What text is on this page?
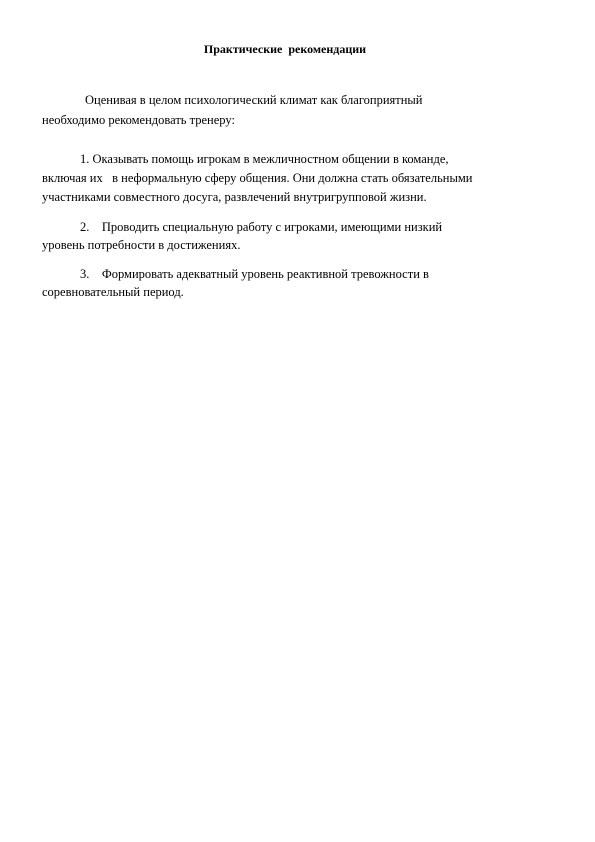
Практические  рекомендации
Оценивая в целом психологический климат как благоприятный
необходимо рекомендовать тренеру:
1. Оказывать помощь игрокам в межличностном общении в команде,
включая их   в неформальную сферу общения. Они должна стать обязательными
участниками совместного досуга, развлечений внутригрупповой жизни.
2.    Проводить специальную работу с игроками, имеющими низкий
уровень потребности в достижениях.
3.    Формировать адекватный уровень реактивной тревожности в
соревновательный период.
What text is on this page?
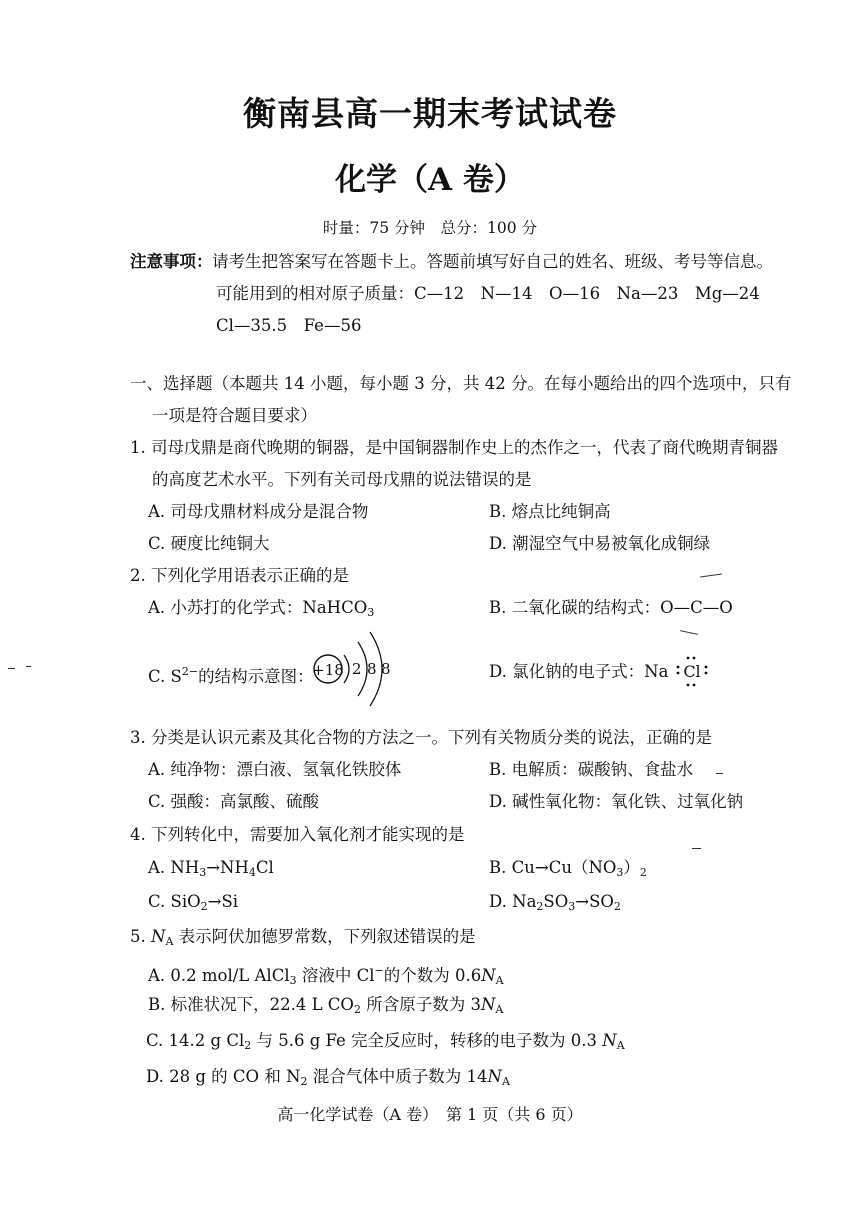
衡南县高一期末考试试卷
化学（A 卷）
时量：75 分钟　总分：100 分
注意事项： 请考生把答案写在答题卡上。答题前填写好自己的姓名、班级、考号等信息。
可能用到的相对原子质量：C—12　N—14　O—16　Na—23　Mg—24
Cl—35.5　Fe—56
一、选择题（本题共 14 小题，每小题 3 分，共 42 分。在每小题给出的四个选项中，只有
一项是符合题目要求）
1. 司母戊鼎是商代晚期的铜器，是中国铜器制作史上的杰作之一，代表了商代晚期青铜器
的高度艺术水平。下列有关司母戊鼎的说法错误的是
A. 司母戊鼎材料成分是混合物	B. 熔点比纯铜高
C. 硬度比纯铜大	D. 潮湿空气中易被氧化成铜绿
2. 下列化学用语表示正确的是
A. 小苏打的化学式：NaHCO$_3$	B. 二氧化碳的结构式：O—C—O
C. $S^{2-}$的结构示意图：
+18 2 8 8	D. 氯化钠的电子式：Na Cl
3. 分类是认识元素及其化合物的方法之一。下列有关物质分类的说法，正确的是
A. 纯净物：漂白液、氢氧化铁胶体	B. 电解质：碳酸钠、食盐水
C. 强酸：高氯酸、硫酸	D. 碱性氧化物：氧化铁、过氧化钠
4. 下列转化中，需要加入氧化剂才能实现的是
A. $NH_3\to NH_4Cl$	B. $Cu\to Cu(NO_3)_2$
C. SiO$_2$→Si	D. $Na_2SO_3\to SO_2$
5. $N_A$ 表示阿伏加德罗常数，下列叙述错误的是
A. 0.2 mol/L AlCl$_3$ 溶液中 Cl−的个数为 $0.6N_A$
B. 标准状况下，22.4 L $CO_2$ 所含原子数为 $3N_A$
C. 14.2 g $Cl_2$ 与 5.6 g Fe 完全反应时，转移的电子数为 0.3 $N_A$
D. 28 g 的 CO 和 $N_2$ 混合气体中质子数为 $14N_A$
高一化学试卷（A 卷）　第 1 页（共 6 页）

---+---

The listing above must be printed again exactly, minus its pictures.

What text is on this page?
Практические  рекомендации
Оценивая в целом психологический климат как благоприятный
необходимо рекомендовать тренеру:
1. Оказывать помощь игрокам в межличностном общении в команде,
включая их   в неформальную сферу общения. Они должна стать обязательными
участниками совместного досуга, развлечений внутригрупповой жизни.
2.    Проводить специальную работу с игроками, имеющими низкий
уровень потребности в достижениях.
3.    Формировать адекватный уровень реактивной тревожности в
соревновательный период.
What text is on this page?
衡南县高一期末考试试卷
化学（A 卷）
时量：75 分钟　总分：100 分
注意事项： 请考生把答案写在答题卡上。答题前填写好自己的姓名、班级、考号等信息。
可能用到的相对原子质量：C—12　N—14　O—16　Na—23　Mg—24
Cl—35.5　Fe—56
一、选择题（本题共 14 小题，每小题 3 分，共 42 分。在每小题给出的四个选项中，只有
一项是符合题目要求）
1. 司母戊鼎是商代晚期的铜器，是中国铜器制作史上的杰作之一，代表了商代晚期青铜器
的高度艺术水平。下列有关司母戊鼎的说法错误的是
A. 司母戊鼎材料成分是混合物	B. 熔点比纯铜高
C. 硬度比纯铜大	D. 潮湿空气中易被氧化成铜绿
2. 下列化学用语表示正确的是
A. 小苏打的化学式：NaHCO$_3$	B. 二氧化碳的结构式：O—C—O
C. $S^{2-}$的结构示意图：
+18 2 8 8	D. 氯化钠的电子式：Na Cl
3. 分类是认识元素及其化合物的方法之一。下列有关物质分类的说法，正确的是
A. 纯净物：漂白液、氢氧化铁胶体	B. 电解质：碳酸钠、食盐水
C. 强酸：高氯酸、硫酸	D. 碱性氧化物：氧化铁、过氧化钠
4. 下列转化中，需要加入氧化剂才能实现的是
A. $NH_3\to NH_4Cl$	B. $Cu\to Cu(NO_3)_2$
C. SiO$_2$→Si	D. $Na_2SO_3\to SO_2$
5. $N_A$ 表示阿伏加德罗常数，下列叙述错误的是
A. 0.2 mol/L AlCl$_3$ 溶液中 Cl−的个数为 $0.6N_A$
B. 标准状况下，22.4 L $CO_2$ 所含原子数为 $3N_A$
C. 14.2 g $Cl_2$ 与 5.6 g Fe 完全反应时，转移的电子数为 0.3 $N_A$
D. 28 g 的 CO 和 $N_2$ 混合气体中质子数为 $14N_A$
高一化学试卷（A 卷）　第 1 页（共 6 页）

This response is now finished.